Stated problem:
Look through the data below. Show each line where the string "text" occurs.

Data for processing:
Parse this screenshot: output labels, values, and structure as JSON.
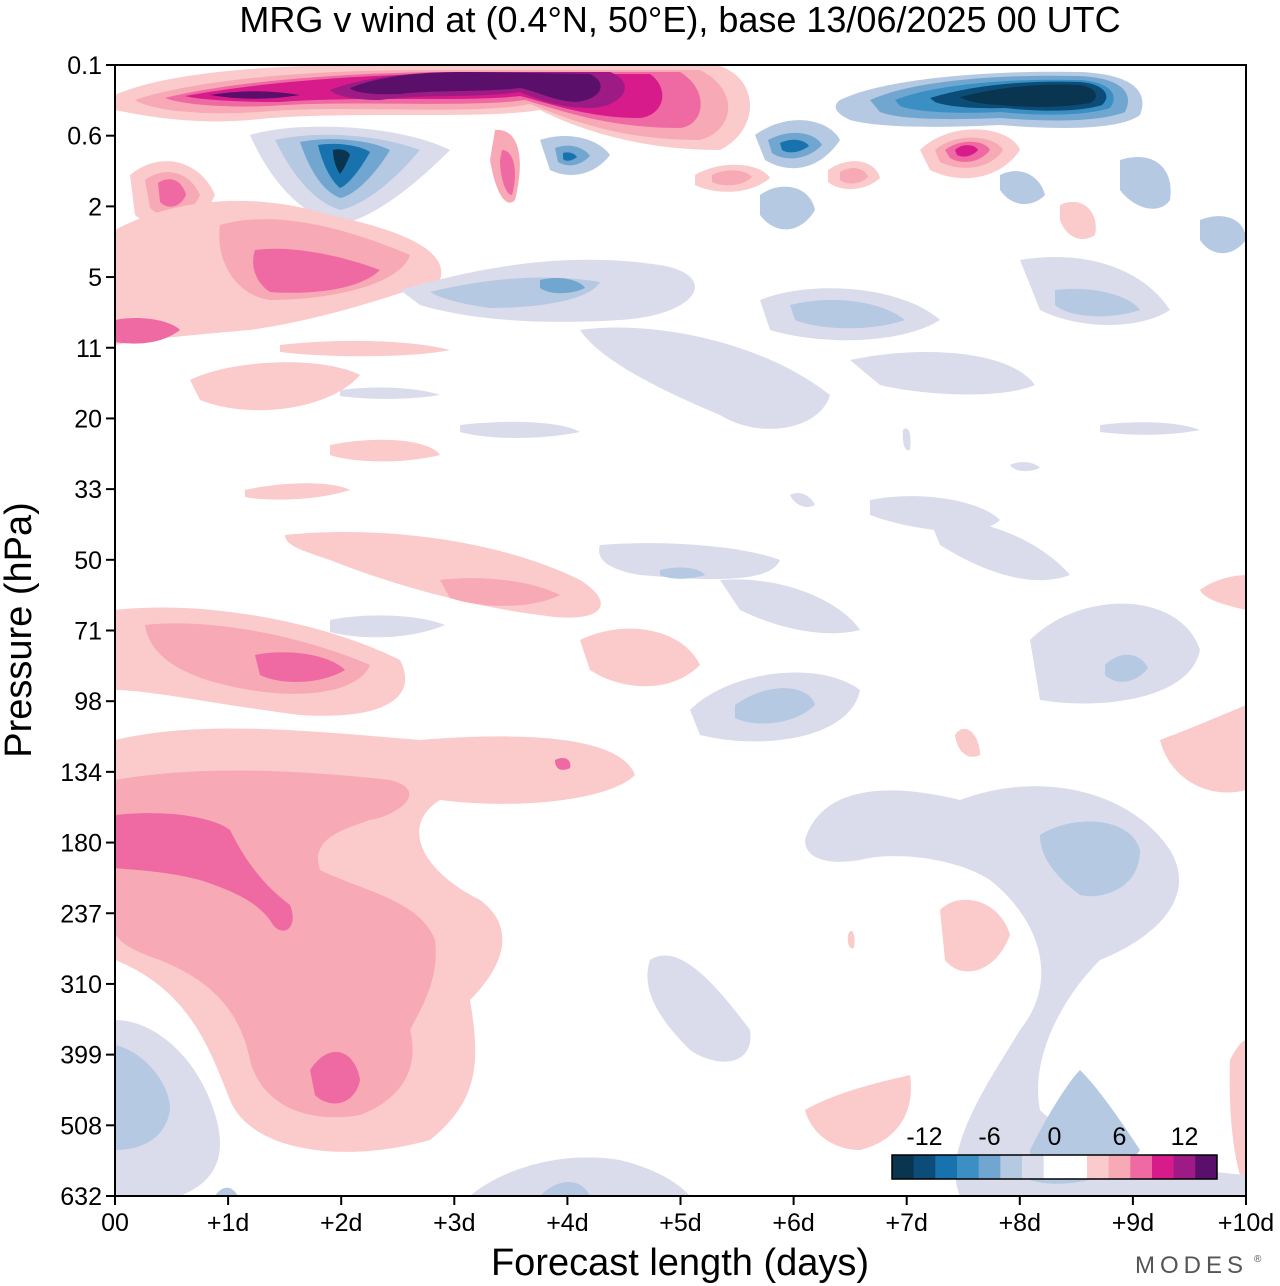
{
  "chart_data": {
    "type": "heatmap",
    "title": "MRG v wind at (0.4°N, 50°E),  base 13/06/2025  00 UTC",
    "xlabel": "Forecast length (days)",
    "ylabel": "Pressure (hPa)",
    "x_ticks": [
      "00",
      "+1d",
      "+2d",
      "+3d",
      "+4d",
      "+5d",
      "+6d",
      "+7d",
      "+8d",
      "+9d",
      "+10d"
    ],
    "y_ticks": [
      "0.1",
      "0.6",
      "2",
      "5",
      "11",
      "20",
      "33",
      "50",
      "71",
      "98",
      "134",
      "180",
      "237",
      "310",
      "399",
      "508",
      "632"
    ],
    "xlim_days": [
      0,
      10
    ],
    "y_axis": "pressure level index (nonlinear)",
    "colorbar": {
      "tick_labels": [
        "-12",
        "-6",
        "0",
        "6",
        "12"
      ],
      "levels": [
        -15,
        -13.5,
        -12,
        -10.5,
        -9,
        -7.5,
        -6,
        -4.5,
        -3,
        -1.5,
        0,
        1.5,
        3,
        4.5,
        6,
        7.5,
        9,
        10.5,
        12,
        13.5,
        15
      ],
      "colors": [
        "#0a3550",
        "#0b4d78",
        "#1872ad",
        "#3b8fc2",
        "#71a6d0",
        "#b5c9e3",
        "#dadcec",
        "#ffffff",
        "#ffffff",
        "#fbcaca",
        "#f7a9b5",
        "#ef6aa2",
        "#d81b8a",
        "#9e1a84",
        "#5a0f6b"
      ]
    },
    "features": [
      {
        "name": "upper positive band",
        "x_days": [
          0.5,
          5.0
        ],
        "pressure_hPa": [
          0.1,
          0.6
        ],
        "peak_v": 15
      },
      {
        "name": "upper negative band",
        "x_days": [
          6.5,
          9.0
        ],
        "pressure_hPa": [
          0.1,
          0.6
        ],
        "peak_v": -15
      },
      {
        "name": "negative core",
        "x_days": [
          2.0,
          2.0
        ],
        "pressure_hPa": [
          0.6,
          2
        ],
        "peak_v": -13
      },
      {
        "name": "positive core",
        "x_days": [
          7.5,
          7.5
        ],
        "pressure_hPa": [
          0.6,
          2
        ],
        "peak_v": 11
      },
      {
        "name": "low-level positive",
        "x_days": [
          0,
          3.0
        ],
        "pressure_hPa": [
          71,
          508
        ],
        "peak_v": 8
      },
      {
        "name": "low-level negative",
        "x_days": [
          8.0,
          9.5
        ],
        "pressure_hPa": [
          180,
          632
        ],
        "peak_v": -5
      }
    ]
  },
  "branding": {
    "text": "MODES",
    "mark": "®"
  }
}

...

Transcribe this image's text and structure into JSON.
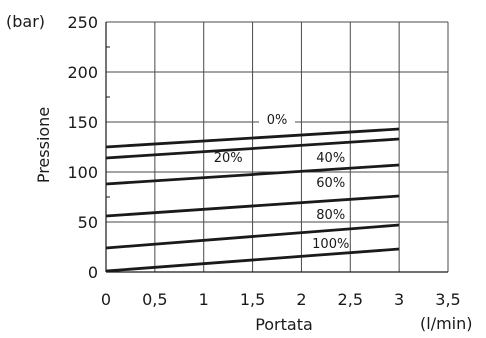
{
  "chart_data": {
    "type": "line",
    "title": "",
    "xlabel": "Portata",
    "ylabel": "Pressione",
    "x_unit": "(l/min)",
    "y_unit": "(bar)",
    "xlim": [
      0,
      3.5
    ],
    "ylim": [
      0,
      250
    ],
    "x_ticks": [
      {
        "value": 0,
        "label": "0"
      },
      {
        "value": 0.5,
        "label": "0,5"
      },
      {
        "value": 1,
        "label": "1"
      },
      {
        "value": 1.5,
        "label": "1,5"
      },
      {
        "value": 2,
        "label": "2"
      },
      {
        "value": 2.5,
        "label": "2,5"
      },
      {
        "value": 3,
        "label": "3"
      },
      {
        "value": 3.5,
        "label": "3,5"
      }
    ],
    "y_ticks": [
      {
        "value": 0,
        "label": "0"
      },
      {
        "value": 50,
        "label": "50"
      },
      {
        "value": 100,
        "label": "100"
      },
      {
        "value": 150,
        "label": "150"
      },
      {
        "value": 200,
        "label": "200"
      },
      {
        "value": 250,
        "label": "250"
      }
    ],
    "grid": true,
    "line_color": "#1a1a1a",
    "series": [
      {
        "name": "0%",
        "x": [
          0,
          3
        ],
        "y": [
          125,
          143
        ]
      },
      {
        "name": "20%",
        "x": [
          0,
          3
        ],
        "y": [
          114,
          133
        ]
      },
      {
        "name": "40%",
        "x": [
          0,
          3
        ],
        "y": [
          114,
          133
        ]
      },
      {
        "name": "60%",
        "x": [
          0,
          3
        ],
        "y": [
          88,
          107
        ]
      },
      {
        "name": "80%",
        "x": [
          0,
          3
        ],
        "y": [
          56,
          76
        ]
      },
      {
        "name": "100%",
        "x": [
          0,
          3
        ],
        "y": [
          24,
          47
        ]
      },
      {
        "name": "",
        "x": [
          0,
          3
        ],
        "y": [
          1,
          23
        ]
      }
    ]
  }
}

The result:
    "text": "MODES",
Transcribe this image's text and structure into JSON.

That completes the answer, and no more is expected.